#### A block of data:
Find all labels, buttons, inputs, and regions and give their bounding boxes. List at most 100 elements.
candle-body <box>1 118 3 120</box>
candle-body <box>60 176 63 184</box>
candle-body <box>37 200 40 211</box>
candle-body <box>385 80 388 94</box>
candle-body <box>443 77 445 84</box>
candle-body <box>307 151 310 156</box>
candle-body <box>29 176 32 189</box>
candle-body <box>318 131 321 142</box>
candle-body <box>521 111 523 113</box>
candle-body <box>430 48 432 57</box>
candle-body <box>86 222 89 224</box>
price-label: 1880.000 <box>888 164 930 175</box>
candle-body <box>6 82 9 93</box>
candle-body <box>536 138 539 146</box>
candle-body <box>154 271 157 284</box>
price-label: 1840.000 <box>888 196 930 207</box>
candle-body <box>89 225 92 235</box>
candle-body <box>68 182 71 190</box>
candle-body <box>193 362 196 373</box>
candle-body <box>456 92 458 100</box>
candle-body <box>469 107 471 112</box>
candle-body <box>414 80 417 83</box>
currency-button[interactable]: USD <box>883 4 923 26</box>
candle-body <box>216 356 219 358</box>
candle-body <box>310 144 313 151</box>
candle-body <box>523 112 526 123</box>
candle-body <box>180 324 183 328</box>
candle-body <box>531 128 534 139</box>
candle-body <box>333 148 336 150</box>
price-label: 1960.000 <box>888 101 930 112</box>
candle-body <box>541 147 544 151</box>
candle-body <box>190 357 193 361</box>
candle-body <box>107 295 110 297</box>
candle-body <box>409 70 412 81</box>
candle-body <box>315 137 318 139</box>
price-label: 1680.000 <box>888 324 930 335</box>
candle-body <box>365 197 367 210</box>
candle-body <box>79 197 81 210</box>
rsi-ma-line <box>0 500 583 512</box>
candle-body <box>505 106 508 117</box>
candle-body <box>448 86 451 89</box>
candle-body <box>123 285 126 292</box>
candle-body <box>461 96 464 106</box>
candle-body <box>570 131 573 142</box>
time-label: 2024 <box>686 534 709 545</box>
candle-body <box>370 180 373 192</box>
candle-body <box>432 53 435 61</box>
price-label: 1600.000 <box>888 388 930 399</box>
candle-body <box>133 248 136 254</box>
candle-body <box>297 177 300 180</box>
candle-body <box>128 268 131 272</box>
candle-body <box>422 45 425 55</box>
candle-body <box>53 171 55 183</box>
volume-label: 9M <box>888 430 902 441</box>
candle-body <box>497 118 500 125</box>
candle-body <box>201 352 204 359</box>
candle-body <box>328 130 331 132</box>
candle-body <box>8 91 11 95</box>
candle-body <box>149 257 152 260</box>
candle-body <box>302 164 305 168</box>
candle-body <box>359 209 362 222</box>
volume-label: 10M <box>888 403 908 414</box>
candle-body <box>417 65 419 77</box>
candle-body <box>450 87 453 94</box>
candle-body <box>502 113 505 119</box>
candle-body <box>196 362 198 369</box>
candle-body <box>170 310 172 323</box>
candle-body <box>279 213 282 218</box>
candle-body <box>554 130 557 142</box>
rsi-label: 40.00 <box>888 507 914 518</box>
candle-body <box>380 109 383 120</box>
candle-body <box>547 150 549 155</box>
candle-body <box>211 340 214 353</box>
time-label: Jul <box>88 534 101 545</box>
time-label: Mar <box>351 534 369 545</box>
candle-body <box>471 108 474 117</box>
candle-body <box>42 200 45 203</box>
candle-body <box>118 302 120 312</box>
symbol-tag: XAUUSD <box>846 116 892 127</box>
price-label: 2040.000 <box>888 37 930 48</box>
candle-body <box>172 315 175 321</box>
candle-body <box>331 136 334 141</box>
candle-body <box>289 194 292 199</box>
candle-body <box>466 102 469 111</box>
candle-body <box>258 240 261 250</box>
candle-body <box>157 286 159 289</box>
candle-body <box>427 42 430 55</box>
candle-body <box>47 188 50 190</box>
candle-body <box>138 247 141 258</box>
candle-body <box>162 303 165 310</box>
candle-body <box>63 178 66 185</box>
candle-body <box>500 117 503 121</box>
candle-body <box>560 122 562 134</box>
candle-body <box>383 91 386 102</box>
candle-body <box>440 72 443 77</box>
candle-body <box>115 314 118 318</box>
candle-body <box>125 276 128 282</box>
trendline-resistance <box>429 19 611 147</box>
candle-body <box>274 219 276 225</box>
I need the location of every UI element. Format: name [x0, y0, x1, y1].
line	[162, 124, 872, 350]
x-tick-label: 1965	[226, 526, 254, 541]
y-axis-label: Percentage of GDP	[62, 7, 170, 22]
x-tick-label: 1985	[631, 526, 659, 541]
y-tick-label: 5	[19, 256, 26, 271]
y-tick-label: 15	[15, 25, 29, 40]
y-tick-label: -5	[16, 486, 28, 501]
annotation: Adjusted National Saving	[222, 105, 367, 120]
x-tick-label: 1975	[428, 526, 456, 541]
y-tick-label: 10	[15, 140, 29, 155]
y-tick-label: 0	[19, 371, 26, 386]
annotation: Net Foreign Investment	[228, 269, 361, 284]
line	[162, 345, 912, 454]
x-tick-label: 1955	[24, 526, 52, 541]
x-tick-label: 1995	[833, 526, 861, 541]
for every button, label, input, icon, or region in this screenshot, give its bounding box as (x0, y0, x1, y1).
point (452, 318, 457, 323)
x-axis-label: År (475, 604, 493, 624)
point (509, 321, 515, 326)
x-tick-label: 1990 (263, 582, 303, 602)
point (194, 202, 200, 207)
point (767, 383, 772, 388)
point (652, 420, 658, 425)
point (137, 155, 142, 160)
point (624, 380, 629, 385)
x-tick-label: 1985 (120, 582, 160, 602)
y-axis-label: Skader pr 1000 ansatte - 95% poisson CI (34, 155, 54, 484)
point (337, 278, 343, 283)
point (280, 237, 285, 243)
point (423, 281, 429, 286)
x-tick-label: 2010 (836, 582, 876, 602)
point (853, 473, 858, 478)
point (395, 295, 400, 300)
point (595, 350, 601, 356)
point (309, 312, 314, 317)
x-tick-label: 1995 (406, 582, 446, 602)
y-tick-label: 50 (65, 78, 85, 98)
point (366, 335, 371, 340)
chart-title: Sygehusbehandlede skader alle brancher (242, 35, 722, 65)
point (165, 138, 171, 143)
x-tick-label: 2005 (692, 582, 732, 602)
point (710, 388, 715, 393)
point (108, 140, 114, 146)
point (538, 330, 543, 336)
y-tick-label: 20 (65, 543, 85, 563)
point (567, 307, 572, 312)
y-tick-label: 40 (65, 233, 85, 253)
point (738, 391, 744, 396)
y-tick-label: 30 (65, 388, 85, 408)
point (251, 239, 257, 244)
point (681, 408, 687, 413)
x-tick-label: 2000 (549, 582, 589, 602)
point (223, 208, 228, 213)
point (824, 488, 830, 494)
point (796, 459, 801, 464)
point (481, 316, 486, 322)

#### Task statement:
Reproduce the block of data above word for word, from its first line to its last.

#### Finished task:
Find all labels, buttons, inputs, and regions and give their bounding boxes. List at most 100 elements.
candle-body <box>1 118 3 120</box>
candle-body <box>60 176 63 184</box>
candle-body <box>37 200 40 211</box>
candle-body <box>385 80 388 94</box>
candle-body <box>443 77 445 84</box>
candle-body <box>307 151 310 156</box>
candle-body <box>29 176 32 189</box>
candle-body <box>318 131 321 142</box>
candle-body <box>521 111 523 113</box>
candle-body <box>430 48 432 57</box>
candle-body <box>86 222 89 224</box>
price-label: 1880.000 <box>888 164 930 175</box>
candle-body <box>6 82 9 93</box>
candle-body <box>536 138 539 146</box>
candle-body <box>154 271 157 284</box>
price-label: 1840.000 <box>888 196 930 207</box>
candle-body <box>89 225 92 235</box>
candle-body <box>68 182 71 190</box>
candle-body <box>193 362 196 373</box>
candle-body <box>456 92 458 100</box>
candle-body <box>469 107 471 112</box>
candle-body <box>414 80 417 83</box>
currency-button[interactable]: USD <box>883 4 923 26</box>
candle-body <box>216 356 219 358</box>
candle-body <box>310 144 313 151</box>
candle-body <box>523 112 526 123</box>
candle-body <box>180 324 183 328</box>
candle-body <box>531 128 534 139</box>
candle-body <box>333 148 336 150</box>
price-label: 1960.000 <box>888 101 930 112</box>
candle-body <box>541 147 544 151</box>
candle-body <box>190 357 193 361</box>
candle-body <box>107 295 110 297</box>
candle-body <box>409 70 412 81</box>
candle-body <box>315 137 318 139</box>
price-label: 1680.000 <box>888 324 930 335</box>
candle-body <box>365 197 367 210</box>
candle-body <box>79 197 81 210</box>
rsi-ma-line <box>0 500 583 512</box>
candle-body <box>505 106 508 117</box>
candle-body <box>448 86 451 89</box>
candle-body <box>123 285 126 292</box>
candle-body <box>461 96 464 106</box>
candle-body <box>570 131 573 142</box>
time-label: 2024 <box>686 534 709 545</box>
candle-body <box>370 180 373 192</box>
candle-body <box>432 53 435 61</box>
price-label: 1600.000 <box>888 388 930 399</box>
candle-body <box>133 248 136 254</box>
candle-body <box>297 177 300 180</box>
candle-body <box>128 268 131 272</box>
candle-body <box>422 45 425 55</box>
candle-body <box>53 171 55 183</box>
volume-label: 9M <box>888 430 902 441</box>
candle-body <box>497 118 500 125</box>
candle-body <box>201 352 204 359</box>
candle-body <box>328 130 331 132</box>
candle-body <box>8 91 11 95</box>
candle-body <box>149 257 152 260</box>
candle-body <box>302 164 305 168</box>
candle-body <box>359 209 362 222</box>
volume-label: 10M <box>888 403 908 414</box>
candle-body <box>417 65 419 77</box>
candle-body <box>450 87 453 94</box>
candle-body <box>502 113 505 119</box>
candle-body <box>196 362 198 369</box>
candle-body <box>170 310 172 323</box>
candle-body <box>279 213 282 218</box>
candle-body <box>554 130 557 142</box>
rsi-label: 40.00 <box>888 507 914 518</box>
candle-body <box>380 109 383 120</box>
candle-body <box>547 150 549 155</box>
candle-body <box>211 340 214 353</box>
time-label: Jul <box>88 534 101 545</box>
time-label: Mar <box>351 534 369 545</box>
candle-body <box>471 108 474 117</box>
candle-body <box>42 200 45 203</box>
candle-body <box>118 302 120 312</box>
symbol-tag: XAUUSD <box>846 116 892 127</box>
price-label: 2040.000 <box>888 37 930 48</box>
candle-body <box>172 315 175 321</box>
candle-body <box>331 136 334 141</box>
candle-body <box>289 194 292 199</box>
candle-body <box>466 102 469 111</box>
candle-body <box>258 240 261 250</box>
candle-body <box>157 286 159 289</box>
candle-body <box>427 42 430 55</box>
candle-body <box>47 188 50 190</box>
candle-body <box>138 247 141 258</box>
candle-body <box>162 303 165 310</box>
candle-body <box>63 178 66 185</box>
candle-body <box>500 117 503 121</box>
candle-body <box>560 122 562 134</box>
candle-body <box>383 91 386 102</box>
candle-body <box>440 72 443 77</box>
candle-body <box>115 314 118 318</box>
candle-body <box>125 276 128 282</box>
trendline-resistance <box>429 19 611 147</box>
candle-body <box>274 219 276 225</box>
I need the location of every UI element. Format: name [x0, y0, x1, y1].
line	[162, 124, 872, 350]
x-tick-label: 1965	[226, 526, 254, 541]
y-axis-label: Percentage of GDP	[62, 7, 170, 22]
x-tick-label: 1985	[631, 526, 659, 541]
y-tick-label: 5	[19, 256, 26, 271]
y-tick-label: 15	[15, 25, 29, 40]
y-tick-label: -5	[16, 486, 28, 501]
annotation: Adjusted National Saving	[222, 105, 367, 120]
x-tick-label: 1975	[428, 526, 456, 541]
y-tick-label: 10	[15, 140, 29, 155]
y-tick-label: 0	[19, 371, 26, 386]
annotation: Net Foreign Investment	[228, 269, 361, 284]
line	[162, 345, 912, 454]
x-tick-label: 1955	[24, 526, 52, 541]
x-tick-label: 1995	[833, 526, 861, 541]
for every button, label, input, icon, or region in this screenshot, give its bounding box as (x0, y0, x1, y1).
point (452, 318, 457, 323)
x-axis-label: År (475, 604, 493, 624)
point (509, 321, 515, 326)
x-tick-label: 1990 (263, 582, 303, 602)
point (194, 202, 200, 207)
point (767, 383, 772, 388)
point (652, 420, 658, 425)
point (137, 155, 142, 160)
point (624, 380, 629, 385)
x-tick-label: 1985 (120, 582, 160, 602)
y-axis-label: Skader pr 1000 ansatte - 95% poisson CI (34, 155, 54, 484)
point (337, 278, 343, 283)
point (280, 237, 285, 243)
point (423, 281, 429, 286)
x-tick-label: 2010 (836, 582, 876, 602)
point (853, 473, 858, 478)
point (395, 295, 400, 300)
point (595, 350, 601, 356)
point (309, 312, 314, 317)
x-tick-label: 1995 (406, 582, 446, 602)
y-tick-label: 50 (65, 78, 85, 98)
point (366, 335, 371, 340)
chart-title: Sygehusbehandlede skader alle brancher (242, 35, 722, 65)
point (165, 138, 171, 143)
x-tick-label: 2005 (692, 582, 732, 602)
point (710, 388, 715, 393)
point (108, 140, 114, 146)
point (538, 330, 543, 336)
y-tick-label: 20 (65, 543, 85, 563)
point (567, 307, 572, 312)
y-tick-label: 40 (65, 233, 85, 253)
point (738, 391, 744, 396)
y-tick-label: 30 (65, 388, 85, 408)
point (251, 239, 257, 244)
point (681, 408, 687, 413)
x-tick-label: 2000 (549, 582, 589, 602)
point (223, 208, 228, 213)
point (824, 488, 830, 494)
point (796, 459, 801, 464)
point (481, 316, 486, 322)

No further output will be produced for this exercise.